Reproduce every entry below precisely. Pictures are excluded from the copy.

————————

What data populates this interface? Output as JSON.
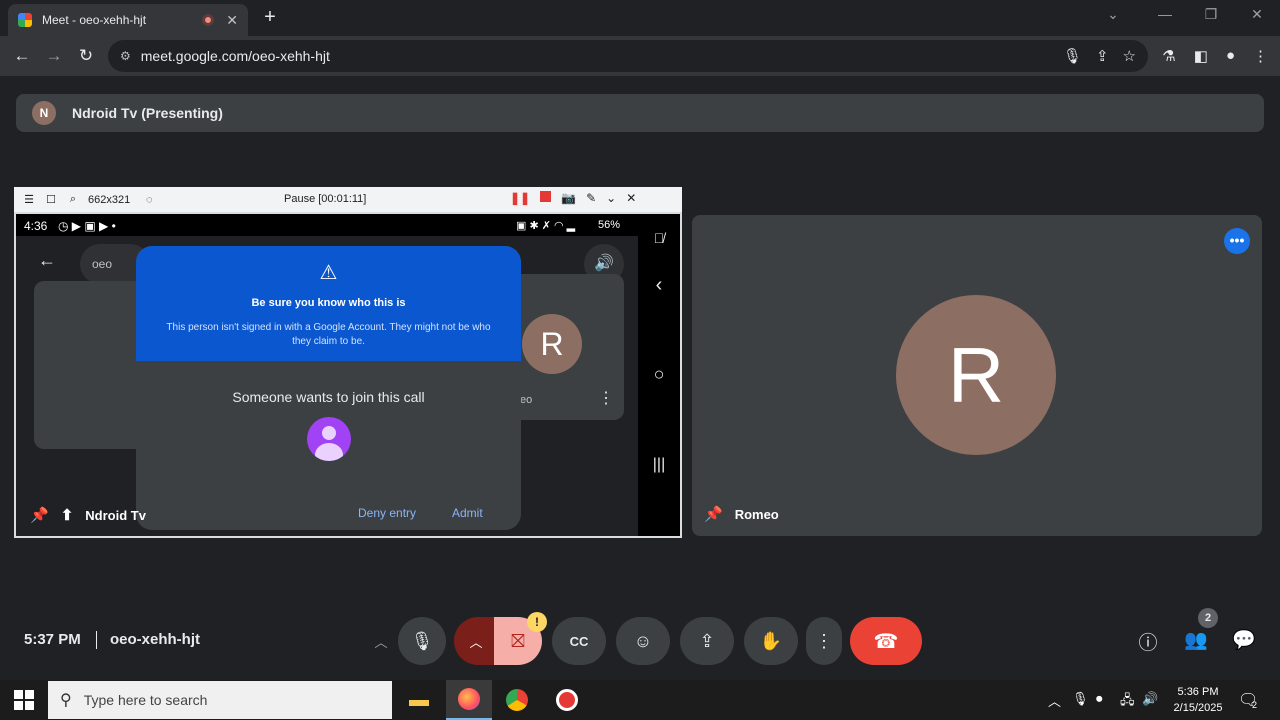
{
  "browser": {
    "tab_title": "Meet - oeo-xehh-hjt",
    "tab_close": "✕",
    "new_tab": "+",
    "url": "meet.google.com/oeo-xehh-hjt"
  },
  "meet": {
    "presenter_initial": "N",
    "presenting_label": "Ndroid Tv (Presenting)",
    "time": "5:37 PM",
    "meeting_code": "oeo-xehh-hjt",
    "people_count": "2"
  },
  "share_toolbar": {
    "dimensions": "662x321",
    "pause_status": "Pause [00:01:11]"
  },
  "phone": {
    "time": "4:36",
    "battery": "56%",
    "pill_text": "oeo",
    "tile_initial": "R",
    "tile_name": "eo"
  },
  "dialog": {
    "warning_title": "Be sure you know who this is",
    "warning_body": "This person isn't signed in with a Google Account. They might not be who they claim to be.",
    "prompt": "Someone wants to join this call",
    "deny_label": "Deny entry",
    "admit_label": "Admit"
  },
  "tiles": {
    "share_tile_name": "Ndroid Tv",
    "person_tile_name": "Romeo",
    "person_initial": "R"
  },
  "taskbar": {
    "search_placeholder": "Type here to search",
    "clock_time": "5:36 PM",
    "clock_date": "2/15/2025",
    "notification_count": "2"
  },
  "colors": {
    "hangup": "#ea4335",
    "camera_off": "#f6aea9",
    "avatar_brown": "#8d6e63",
    "warning_blue": "#0b57d0"
  },
  "icons": [
    "back-arrow-icon",
    "forward-arrow-icon",
    "reload-icon",
    "mic-icon",
    "share-icon",
    "star-icon",
    "pin-icon",
    "present-icon",
    "hand-icon",
    "emoji-icon",
    "captions-icon",
    "hangup-icon",
    "info-icon",
    "people-icon",
    "chat-icon"
  ]
}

————————

> [Worked solution]:
What data populates this interface? Output as JSON.
{
  "browser": {
    "tab_title": "Meet - oeo-xehh-hjt",
    "tab_close": "✕",
    "new_tab": "+",
    "url": "meet.google.com/oeo-xehh-hjt"
  },
  "meet": {
    "presenter_initial": "N",
    "presenting_label": "Ndroid Tv (Presenting)",
    "time": "5:37 PM",
    "meeting_code": "oeo-xehh-hjt",
    "people_count": "2"
  },
  "share_toolbar": {
    "dimensions": "662x321",
    "pause_status": "Pause [00:01:11]"
  },
  "phone": {
    "time": "4:36",
    "battery": "56%",
    "pill_text": "oeo",
    "tile_initial": "R",
    "tile_name": "eo"
  },
  "dialog": {
    "warning_title": "Be sure you know who this is",
    "warning_body": "This person isn't signed in with a Google Account. They might not be who they claim to be.",
    "prompt": "Someone wants to join this call",
    "deny_label": "Deny entry",
    "admit_label": "Admit"
  },
  "tiles": {
    "share_tile_name": "Ndroid Tv",
    "person_tile_name": "Romeo",
    "person_initial": "R"
  },
  "taskbar": {
    "search_placeholder": "Type here to search",
    "clock_time": "5:36 PM",
    "clock_date": "2/15/2025",
    "notification_count": "2"
  },
  "colors": {
    "hangup": "#ea4335",
    "camera_off": "#f6aea9",
    "avatar_brown": "#8d6e63",
    "warning_blue": "#0b57d0"
  },
  "icons": [
    "back-arrow-icon",
    "forward-arrow-icon",
    "reload-icon",
    "mic-icon",
    "share-icon",
    "star-icon",
    "pin-icon",
    "present-icon",
    "hand-icon",
    "emoji-icon",
    "captions-icon",
    "hangup-icon",
    "info-icon",
    "people-icon",
    "chat-icon"
  ]
}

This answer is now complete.